▶ THE PROBLEM
Return each line of the records with nothing changed, pictures excepted.

▶ SUPPLIED RECORDS
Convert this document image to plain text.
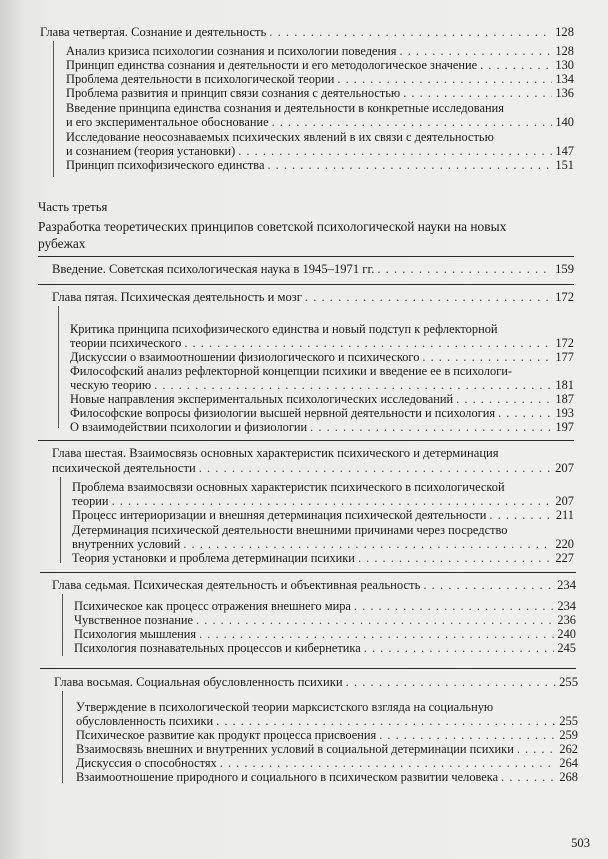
Глава четвертая. Сознание и деятельность . . .	128
Анализ кризиса психологии сознания и психологии поведения . . .	128
Принцип единства сознания и деятельности и его методологическое значение . . .	130
Проблема деятельности в психологической теории . . .	134
Проблема развития и принцип связи сознания с деятельностью . . .	136
Введение принципа единства сознания и деятельности в конкретные исследования
и его экспериментальное обоснование . . .	140
Исследование неосознаваемых психических явлений в их связи с деятельностью
и сознанием (теория установки) . . .	147
Принцип психофизического единства . . .	151
Часть третья
Разработка теоретических принципов советской психологической науки на новых рубежах
Введение. Советская психологическая наука в 1945–1971 гг. . . .	159
Глава пятая. Психическая деятельность и мозг . . .	172
Критика принципа психофизического единства и новый подступ к рефлекторной
теории психического . . .	172
Дискуссии о взаимоотношении физиологического и психического . . .	177
Философский анализ рефлекторной концепции психики и введение ее в психологи-
ческую теорию . . .	181
Новые направления экспериментальных психологических исследований . . .	187
Философские вопросы физиологии высшей нервной деятельности и психология . . .	193
О взаимодействии психологии и физиологии . . .	197
Глава шестая. Взаимосвязь основных характеристик психического и детерминация
психической деятельности . . .	207
Проблема взаимосвязи основных характеристик психического в психологической
теории . . .	207
Процесс интериоризации и внешняя детерминация психической деятельности . . .	211
Детерминация психической деятельности внешними причинами через посредство
внутренних условий . . .	220
Теория установки и проблема детерминации психики . . .	227
Глава седьмая. Психическая деятельность и объективная реальность . . .	234
Психическое как процесс отражения внешнего мира . . .	234
Чувственное познание . . .	236
Психология мышления . . .	240
Психология познавательных процессов и кибернетика . . .	245
Глава восьмая. Социальная обусловленность психики . . .	255
Утверждение в психологической теории марксистского взгляда на социальную
обусловленность психики . . .	255
Психическое развитие как продукт процесса присвоения . . .	259
Взаимосвязь внешних и внутренних условий в социальной детерминации психики . . .	262
Дискуссия о способностях . . .	264
Взаимоотношение природного и социального в психическом развитии человека . . .	268
503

▶ FINAL ANSWER
Convert this document image to plain text.
Глава четвертая. Сознание и деятельность . . .	128
Анализ кризиса психологии сознания и психологии поведения . . .	128
Принцип единства сознания и деятельности и его методологическое значение . . .	130
Проблема деятельности в психологической теории . . .	134
Проблема развития и принцип связи сознания с деятельностью . . .	136
Введение принципа единства сознания и деятельности в конкретные исследования
и его экспериментальное обоснование . . .	140
Исследование неосознаваемых психических явлений в их связи с деятельностью
и сознанием (теория установки) . . .	147
Принцип психофизического единства . . .	151
Часть третья
Разработка теоретических принципов советской психологической науки на новых рубежах
Введение. Советская психологическая наука в 1945–1971 гг. . . .	159
Глава пятая. Психическая деятельность и мозг . . .	172
Критика принципа психофизического единства и новый подступ к рефлекторной
теории психического . . .	172
Дискуссии о взаимоотношении физиологического и психического . . .	177
Философский анализ рефлекторной концепции психики и введение ее в психологи-
ческую теорию . . .	181
Новые направления экспериментальных психологических исследований . . .	187
Философские вопросы физиологии высшей нервной деятельности и психология . . .	193
О взаимодействии психологии и физиологии . . .	197
Глава шестая. Взаимосвязь основных характеристик психического и детерминация
психической деятельности . . .	207
Проблема взаимосвязи основных характеристик психического в психологической
теории . . .	207
Процесс интериоризации и внешняя детерминация психической деятельности . . .	211
Детерминация психической деятельности внешними причинами через посредство
внутренних условий . . .	220
Теория установки и проблема детерминации психики . . .	227
Глава седьмая. Психическая деятельность и объективная реальность . . .	234
Психическое как процесс отражения внешнего мира . . .	234
Чувственное познание . . .	236
Психология мышления . . .	240
Психология познавательных процессов и кибернетика . . .	245
Глава восьмая. Социальная обусловленность психики . . .	255
Утверждение в психологической теории марксистского взгляда на социальную
обусловленность психики . . .	255
Психическое развитие как продукт процесса присвоения . . .	259
Взаимосвязь внешних и внутренних условий в социальной детерминации психики . . .	262
Дискуссия о способностях . . .	264
Взаимоотношение природного и социального в психическом развитии человека . . .	268
503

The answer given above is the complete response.